**WHAT YOU WILL DO**
Lines that contain the string "color" are to be copied; leave out all others.

**TASK DATA**
────
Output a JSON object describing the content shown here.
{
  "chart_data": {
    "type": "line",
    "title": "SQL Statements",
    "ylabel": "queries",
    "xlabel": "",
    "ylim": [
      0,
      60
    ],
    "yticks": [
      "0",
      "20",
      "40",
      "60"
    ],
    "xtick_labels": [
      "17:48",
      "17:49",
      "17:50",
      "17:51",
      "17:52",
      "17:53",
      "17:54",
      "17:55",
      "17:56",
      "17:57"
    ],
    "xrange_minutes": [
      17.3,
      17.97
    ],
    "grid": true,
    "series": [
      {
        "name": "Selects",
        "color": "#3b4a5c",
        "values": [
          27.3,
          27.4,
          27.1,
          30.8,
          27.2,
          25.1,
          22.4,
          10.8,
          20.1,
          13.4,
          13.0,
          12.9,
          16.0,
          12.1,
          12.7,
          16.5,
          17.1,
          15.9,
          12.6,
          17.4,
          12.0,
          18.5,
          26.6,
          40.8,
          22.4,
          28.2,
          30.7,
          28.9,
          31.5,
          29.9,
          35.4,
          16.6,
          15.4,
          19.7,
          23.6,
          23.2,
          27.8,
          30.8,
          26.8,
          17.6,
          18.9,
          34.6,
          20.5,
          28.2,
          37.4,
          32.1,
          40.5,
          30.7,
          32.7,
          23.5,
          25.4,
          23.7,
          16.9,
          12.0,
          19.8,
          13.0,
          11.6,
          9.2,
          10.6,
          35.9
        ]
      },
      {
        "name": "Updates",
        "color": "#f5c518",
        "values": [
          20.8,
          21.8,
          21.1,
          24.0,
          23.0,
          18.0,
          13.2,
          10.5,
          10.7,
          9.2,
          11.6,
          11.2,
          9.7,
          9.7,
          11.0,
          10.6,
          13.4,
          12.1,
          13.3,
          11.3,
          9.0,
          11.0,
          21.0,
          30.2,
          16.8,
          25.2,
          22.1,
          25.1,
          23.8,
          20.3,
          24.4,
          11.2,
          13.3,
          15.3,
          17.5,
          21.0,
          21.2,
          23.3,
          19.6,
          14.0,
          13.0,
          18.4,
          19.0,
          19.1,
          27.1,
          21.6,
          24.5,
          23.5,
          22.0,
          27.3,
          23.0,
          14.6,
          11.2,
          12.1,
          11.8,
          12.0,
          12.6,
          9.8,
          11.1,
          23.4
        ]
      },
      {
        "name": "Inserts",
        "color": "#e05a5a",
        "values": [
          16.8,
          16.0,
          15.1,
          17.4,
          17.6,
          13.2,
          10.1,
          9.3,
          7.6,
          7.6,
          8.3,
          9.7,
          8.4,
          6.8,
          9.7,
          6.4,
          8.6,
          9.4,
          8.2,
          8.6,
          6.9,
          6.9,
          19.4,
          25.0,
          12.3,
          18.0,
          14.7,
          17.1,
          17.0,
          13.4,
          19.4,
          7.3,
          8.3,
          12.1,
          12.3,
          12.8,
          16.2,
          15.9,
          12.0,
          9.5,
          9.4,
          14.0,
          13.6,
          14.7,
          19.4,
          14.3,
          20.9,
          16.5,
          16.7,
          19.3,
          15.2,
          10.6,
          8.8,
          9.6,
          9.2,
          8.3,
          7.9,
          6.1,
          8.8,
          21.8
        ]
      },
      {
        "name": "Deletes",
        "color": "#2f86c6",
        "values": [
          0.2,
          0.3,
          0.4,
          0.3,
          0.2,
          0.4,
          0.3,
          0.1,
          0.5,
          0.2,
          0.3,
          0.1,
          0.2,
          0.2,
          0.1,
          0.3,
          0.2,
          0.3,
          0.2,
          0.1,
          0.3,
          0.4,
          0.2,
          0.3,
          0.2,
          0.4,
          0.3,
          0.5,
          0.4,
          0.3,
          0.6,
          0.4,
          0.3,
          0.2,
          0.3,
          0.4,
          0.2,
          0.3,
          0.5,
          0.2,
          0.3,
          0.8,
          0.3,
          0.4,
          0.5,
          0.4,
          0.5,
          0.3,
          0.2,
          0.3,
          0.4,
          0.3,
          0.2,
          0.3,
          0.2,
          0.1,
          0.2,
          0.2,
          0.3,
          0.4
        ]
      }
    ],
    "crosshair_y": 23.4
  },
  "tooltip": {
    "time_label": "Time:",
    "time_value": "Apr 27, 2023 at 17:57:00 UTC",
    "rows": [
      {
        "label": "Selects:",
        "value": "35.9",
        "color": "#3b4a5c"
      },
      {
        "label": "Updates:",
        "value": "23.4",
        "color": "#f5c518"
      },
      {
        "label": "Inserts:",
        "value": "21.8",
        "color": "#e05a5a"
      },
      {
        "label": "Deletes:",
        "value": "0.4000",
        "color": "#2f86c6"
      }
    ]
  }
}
────
**SOLUTION TO THIS TASK**
        "color": "#3b4a5c",
        "color": "#f5c518",
        "color": "#e05a5a",
        "color": "#2f86c6",
        "color": "#3b4a5c"
        "color": "#f5c518"
        "color": "#e05a5a"
        "color": "#2f86c6"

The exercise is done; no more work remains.